▸ TASK BRIEF: A verbatim copy of the records is required, with all pictures left out.

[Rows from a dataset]

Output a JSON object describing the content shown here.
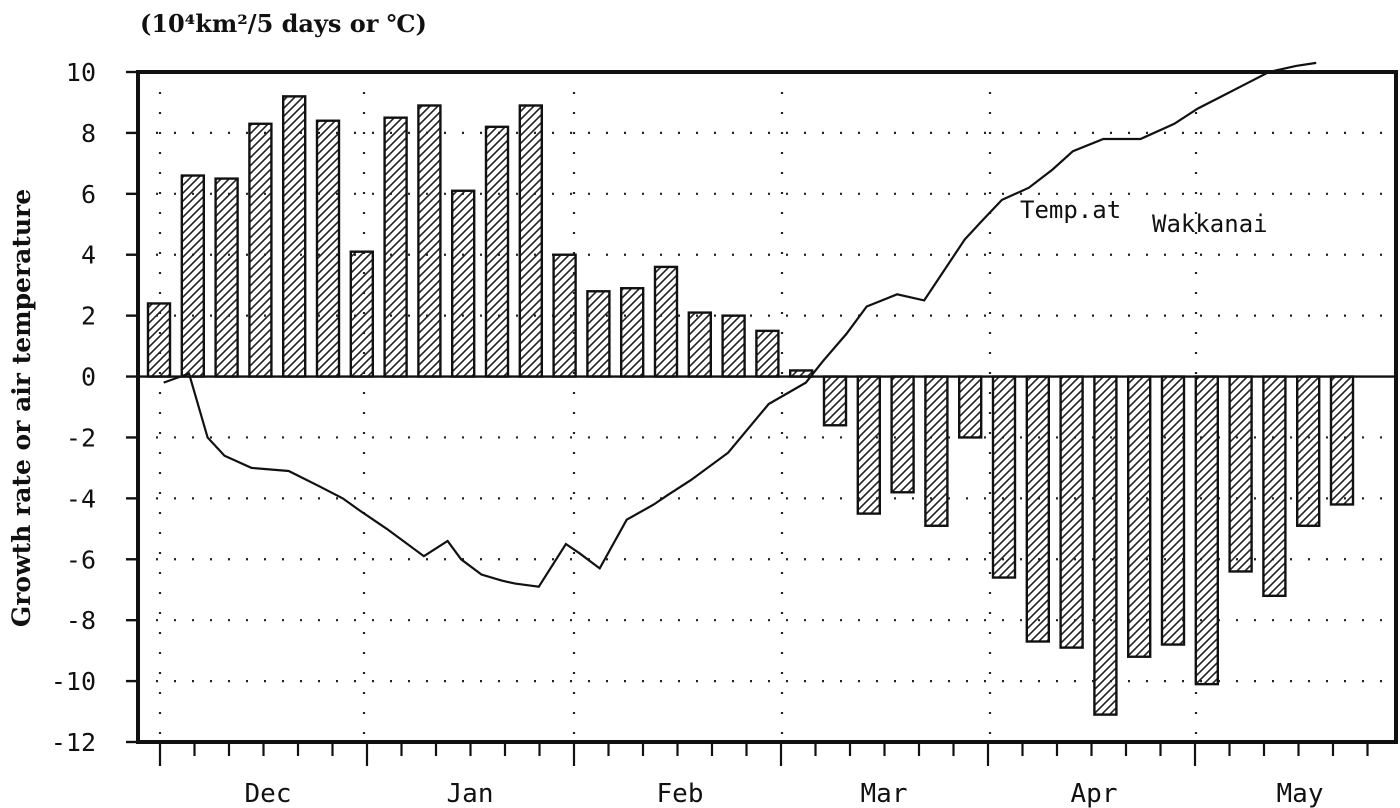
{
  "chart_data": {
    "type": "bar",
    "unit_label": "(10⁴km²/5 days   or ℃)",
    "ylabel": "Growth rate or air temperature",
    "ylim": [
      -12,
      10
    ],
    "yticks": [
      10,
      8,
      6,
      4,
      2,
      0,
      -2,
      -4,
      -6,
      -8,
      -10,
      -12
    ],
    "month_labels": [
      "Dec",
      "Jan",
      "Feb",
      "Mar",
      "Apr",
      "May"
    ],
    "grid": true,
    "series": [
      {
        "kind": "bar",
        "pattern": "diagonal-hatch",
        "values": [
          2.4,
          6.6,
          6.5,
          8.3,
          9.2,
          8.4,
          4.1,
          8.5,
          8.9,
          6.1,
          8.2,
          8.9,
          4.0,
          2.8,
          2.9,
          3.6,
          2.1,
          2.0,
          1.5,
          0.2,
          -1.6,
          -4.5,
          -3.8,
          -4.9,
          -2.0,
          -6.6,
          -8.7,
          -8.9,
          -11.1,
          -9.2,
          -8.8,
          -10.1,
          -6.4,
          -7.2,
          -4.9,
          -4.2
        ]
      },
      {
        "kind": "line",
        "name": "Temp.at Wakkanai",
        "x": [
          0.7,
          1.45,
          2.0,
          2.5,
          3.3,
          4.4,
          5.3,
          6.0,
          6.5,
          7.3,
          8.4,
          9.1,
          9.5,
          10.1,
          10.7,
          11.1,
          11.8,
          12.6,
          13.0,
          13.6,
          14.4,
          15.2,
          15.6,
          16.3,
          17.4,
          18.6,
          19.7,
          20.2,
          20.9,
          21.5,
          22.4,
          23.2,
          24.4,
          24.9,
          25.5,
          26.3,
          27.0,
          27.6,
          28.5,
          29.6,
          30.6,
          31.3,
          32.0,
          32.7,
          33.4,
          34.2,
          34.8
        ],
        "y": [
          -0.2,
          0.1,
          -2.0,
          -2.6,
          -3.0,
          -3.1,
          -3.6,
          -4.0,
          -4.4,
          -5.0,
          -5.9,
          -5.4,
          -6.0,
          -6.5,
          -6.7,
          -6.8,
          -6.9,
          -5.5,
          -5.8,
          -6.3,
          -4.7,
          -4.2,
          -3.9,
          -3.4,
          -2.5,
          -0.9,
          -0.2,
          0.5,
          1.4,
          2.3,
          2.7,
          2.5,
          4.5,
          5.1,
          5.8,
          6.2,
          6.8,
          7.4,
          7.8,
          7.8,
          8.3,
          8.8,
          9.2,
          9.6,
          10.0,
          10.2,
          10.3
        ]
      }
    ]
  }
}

▸ TASK ANSWER:
Output a JSON object describing the content shown here.
{
  "chart_data": {
    "type": "bar",
    "unit_label": "(10⁴km²/5 days   or ℃)",
    "ylabel": "Growth rate or air temperature",
    "ylim": [
      -12,
      10
    ],
    "yticks": [
      10,
      8,
      6,
      4,
      2,
      0,
      -2,
      -4,
      -6,
      -8,
      -10,
      -12
    ],
    "month_labels": [
      "Dec",
      "Jan",
      "Feb",
      "Mar",
      "Apr",
      "May"
    ],
    "grid": true,
    "series": [
      {
        "kind": "bar",
        "pattern": "diagonal-hatch",
        "values": [
          2.4,
          6.6,
          6.5,
          8.3,
          9.2,
          8.4,
          4.1,
          8.5,
          8.9,
          6.1,
          8.2,
          8.9,
          4.0,
          2.8,
          2.9,
          3.6,
          2.1,
          2.0,
          1.5,
          0.2,
          -1.6,
          -4.5,
          -3.8,
          -4.9,
          -2.0,
          -6.6,
          -8.7,
          -8.9,
          -11.1,
          -9.2,
          -8.8,
          -10.1,
          -6.4,
          -7.2,
          -4.9,
          -4.2
        ]
      },
      {
        "kind": "line",
        "name": "Temp.at Wakkanai",
        "x": [
          0.7,
          1.45,
          2.0,
          2.5,
          3.3,
          4.4,
          5.3,
          6.0,
          6.5,
          7.3,
          8.4,
          9.1,
          9.5,
          10.1,
          10.7,
          11.1,
          11.8,
          12.6,
          13.0,
          13.6,
          14.4,
          15.2,
          15.6,
          16.3,
          17.4,
          18.6,
          19.7,
          20.2,
          20.9,
          21.5,
          22.4,
          23.2,
          24.4,
          24.9,
          25.5,
          26.3,
          27.0,
          27.6,
          28.5,
          29.6,
          30.6,
          31.3,
          32.0,
          32.7,
          33.4,
          34.2,
          34.8
        ],
        "y": [
          -0.2,
          0.1,
          -2.0,
          -2.6,
          -3.0,
          -3.1,
          -3.6,
          -4.0,
          -4.4,
          -5.0,
          -5.9,
          -5.4,
          -6.0,
          -6.5,
          -6.7,
          -6.8,
          -6.9,
          -5.5,
          -5.8,
          -6.3,
          -4.7,
          -4.2,
          -3.9,
          -3.4,
          -2.5,
          -0.9,
          -0.2,
          0.5,
          1.4,
          2.3,
          2.7,
          2.5,
          4.5,
          5.1,
          5.8,
          6.2,
          6.8,
          7.4,
          7.8,
          7.8,
          8.3,
          8.8,
          9.2,
          9.6,
          10.0,
          10.2,
          10.3
        ]
      }
    ]
  }
}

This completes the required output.